··· PROVIDED DATA

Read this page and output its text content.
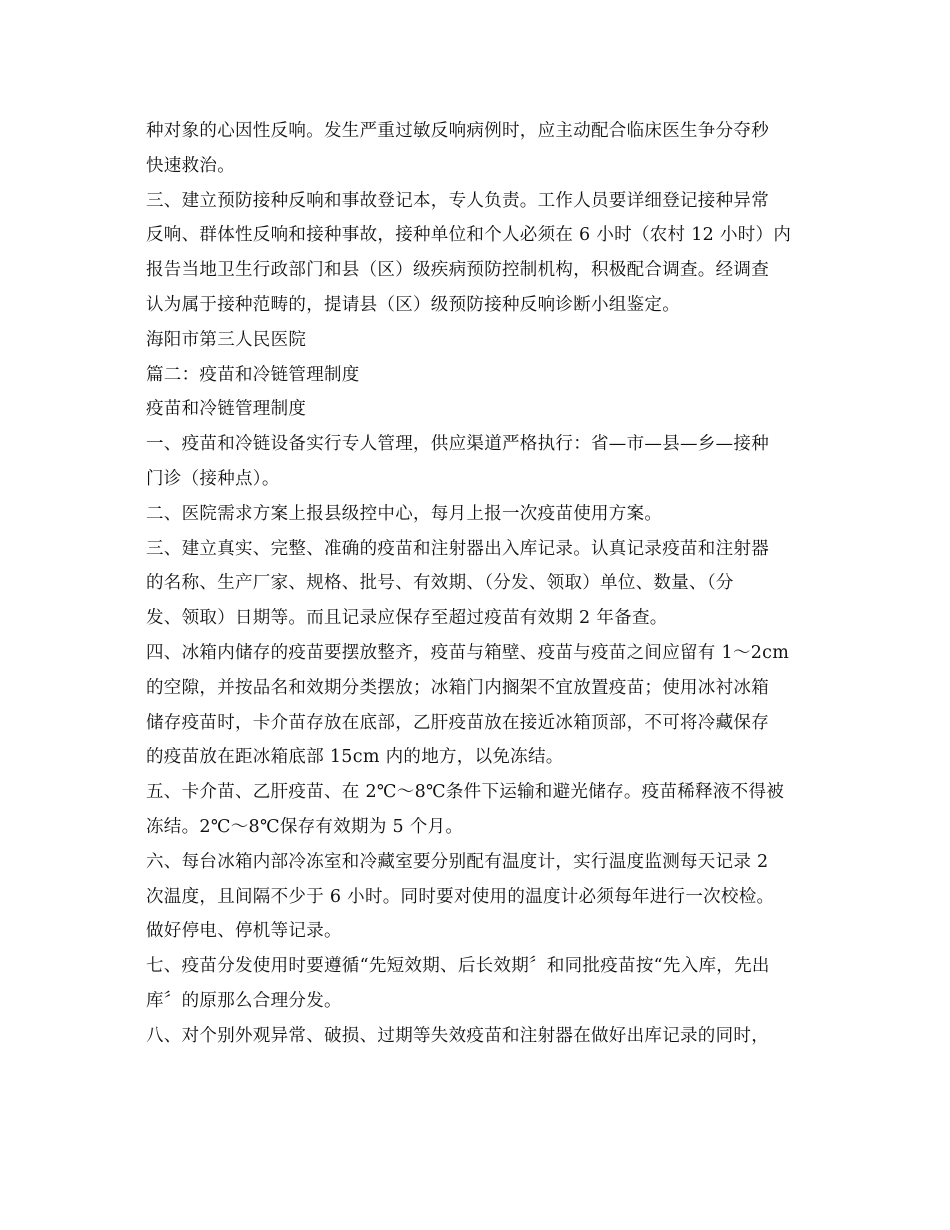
种对象的心因性反响。发生严重过敏反响病例时，应主动配合临床医生争分夺秒
快速救治。
三、建立预防接种反响和事故登记本，专人负责。工作人员要详细登记接种异常
反响、群体性反响和接种事故，接种单位和个人必须在 6 小时（农村 12 小时）内
报告当地卫生行政部门和县（区）级疾病预防控制机构，积极配合调查。经调查
认为属于接种范畴的，提请县（区）级预防接种反响诊断小组鉴定。
海阳市第三人民医院
篇二：疫苗和冷链管理制度
疫苗和冷链管理制度
一、疫苗和冷链设备实行专人管理，供应渠道严格执行：省—市—县—乡—接种
门诊（接种点）。
二、医院需求方案上报县级控中心，每月上报一次疫苗使用方案。
三、建立真实、完整、准确的疫苗和注射器出入库记录。认真记录疫苗和注射器
的名称、生产厂家、规格、批号、有效期、（分发、领取）单位、数量、（分
发、领取）日期等。而且记录应保存至超过疫苗有效期 2 年备查。
四、冰箱内储存的疫苗要摆放整齐，疫苗与箱壁、疫苗与疫苗之间应留有 1～2cm
的空隙，并按品名和效期分类摆放；冰箱门内搁架不宜放置疫苗；使用冰衬冰箱
储存疫苗时，卡介苗存放在底部，乙肝疫苗放在接近冰箱顶部，不可将冷藏保存
的疫苗放在距冰箱底部 15cm 内的地方，以免冻结。
五、卡介苗、乙肝疫苗、在 2℃～8℃条件下运输和避光储存。疫苗稀释液不得被
冻结。2℃～8℃保存有效期为 5 个月。
六、每台冰箱内部冷冻室和冷藏室要分别配有温度计，实行温度监测每天记录 2
次温度，且间隔不少于 6 小时。同时要对使用的温度计必须每年进行一次校检。
做好停电、停机等记录。
七、疫苗分发使用时要遵循“先短效期、后长效期〞和同批疫苗按“先入库，先出
库〞的原那么合理分发。
八、对个别外观异常、破损、过期等失效疫苗和注射器在做好出库记录的同时，
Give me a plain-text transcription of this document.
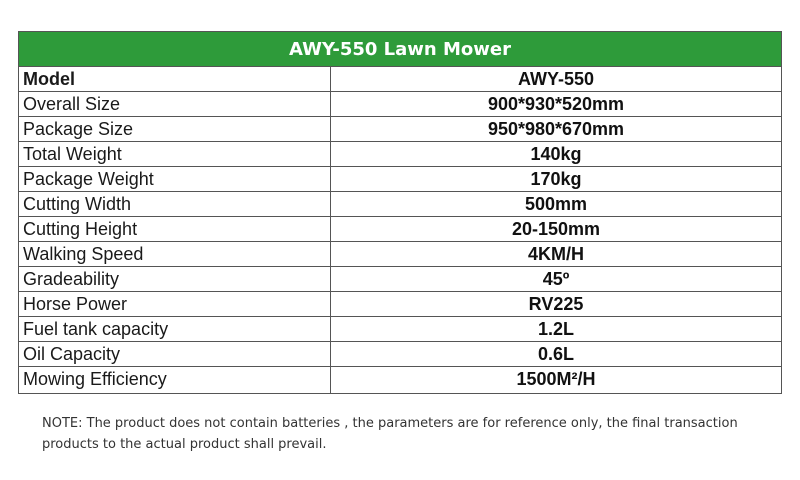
AWY-550 Lawn Mower
Model	AWY-550
Overall Size	900*930*520mm
Package Size	950*980*670mm
Total Weight	140kg
Package Weight	170kg
Cutting Width	500mm
Cutting Height	20-150mm
Walking Speed	4KM/H
Gradeability	45º
Horse Power	RV225
Fuel tank capacity	1.2L
Oil Capacity	0.6L
Mowing Efficiency	1500M²/H
NOTE: The product does not contain batteries , the parameters are for reference only, the final transaction
products to the actual product shall prevail.
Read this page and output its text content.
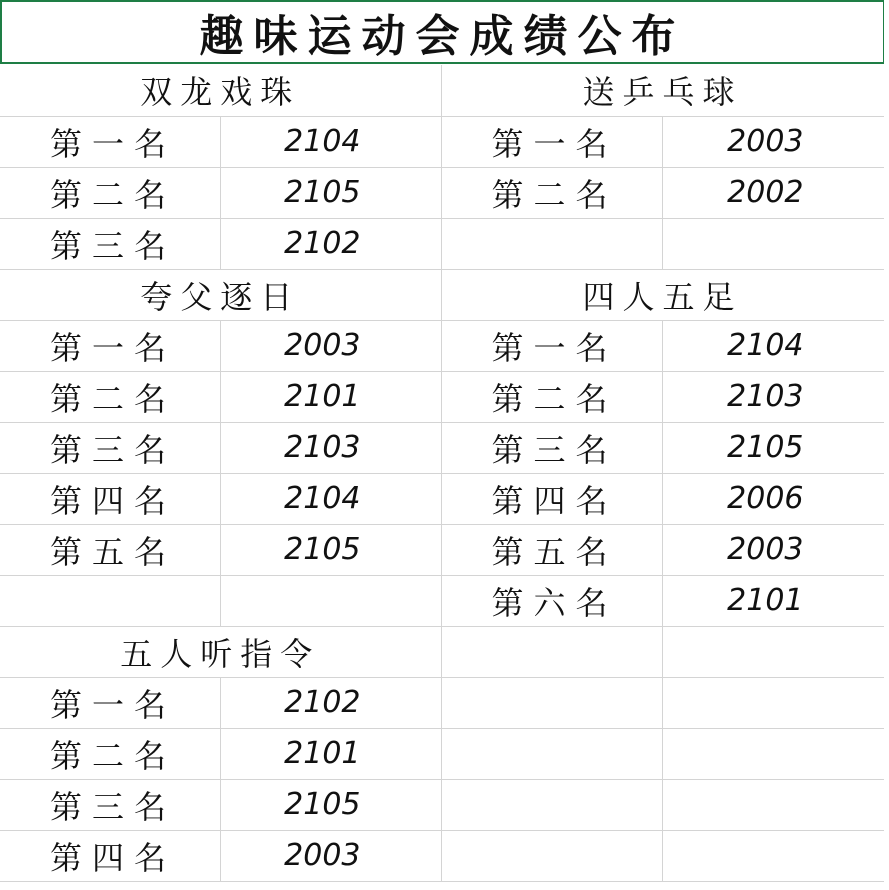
趣味运动会成绩公布
双龙戏珠		送乒乓球	
第一名	2104	第一名	2003
第二名	2105	第二名	2002
第三名	2102		
夸父逐日		四人五足	
第一名	2003	第一名	2104
第二名	2101	第二名	2103
第三名	2103	第三名	2105
第四名	2104	第四名	2006
第五名	2105	第五名	2003
		第六名	2101
五人听指令			
第一名	2102		
第二名	2101		
第三名	2105		
第四名	2003		
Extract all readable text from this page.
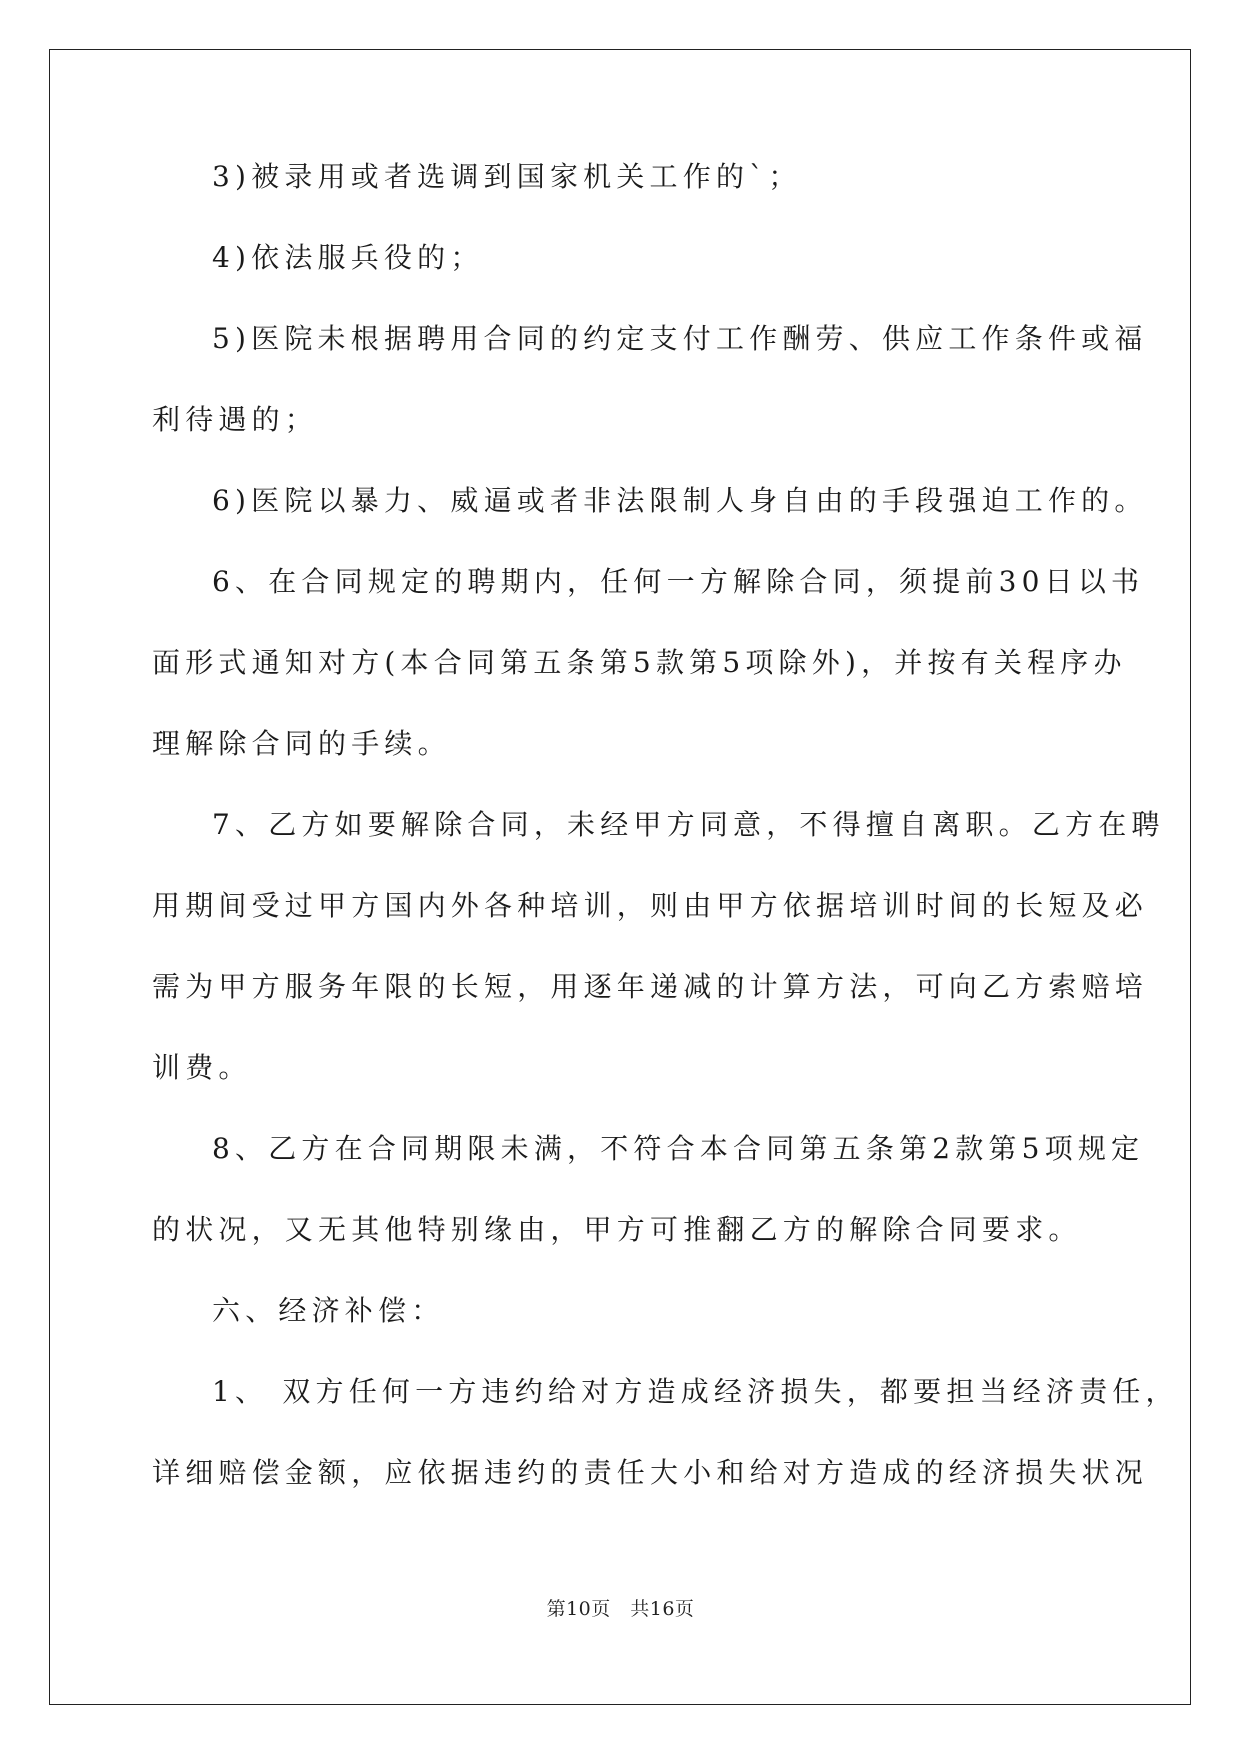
3)被录用或者选调到国家机关工作的`；
4)依法服兵役的；
5)医院未根据聘用合同的约定支付工作酬劳、供应工作条件或福
利待遇的；
6)医院以暴力、威逼或者非法限制人身自由的手段强迫工作的。
6、在合同规定的聘期内，任何一方解除合同，须提前30日以书
面形式通知对方(本合同第五条第5款第5项除外)，并按有关程序办
理解除合同的手续。
7、乙方如要解除合同，未经甲方同意，不得擅自离职。乙方在聘
用期间受过甲方国内外各种培训，则由甲方依据培训时间的长短及必
需为甲方服务年限的长短，用逐年递减的计算方法，可向乙方索赔培
训费。
8、乙方在合同期限未满，不符合本合同第五条第2款第5项规定
的状况，又无其他特别缘由，甲方可推翻乙方的解除合同要求。
六、经济补偿：
1、 双方任何一方违约给对方造成经济损失，都要担当经济责任，
详细赔偿金额，应依据违约的责任大小和给对方造成的经济损失状况
第10页　共16页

······

▸ **EXERCISE TASK**: Copy every single line of the material above that holds "this".

▸ **RESPONSE BELOW**:
Read this page and output its text content.
Give me a plain-text transcription of this document.
Read this page and output its text content.
Extract all readable text from this page.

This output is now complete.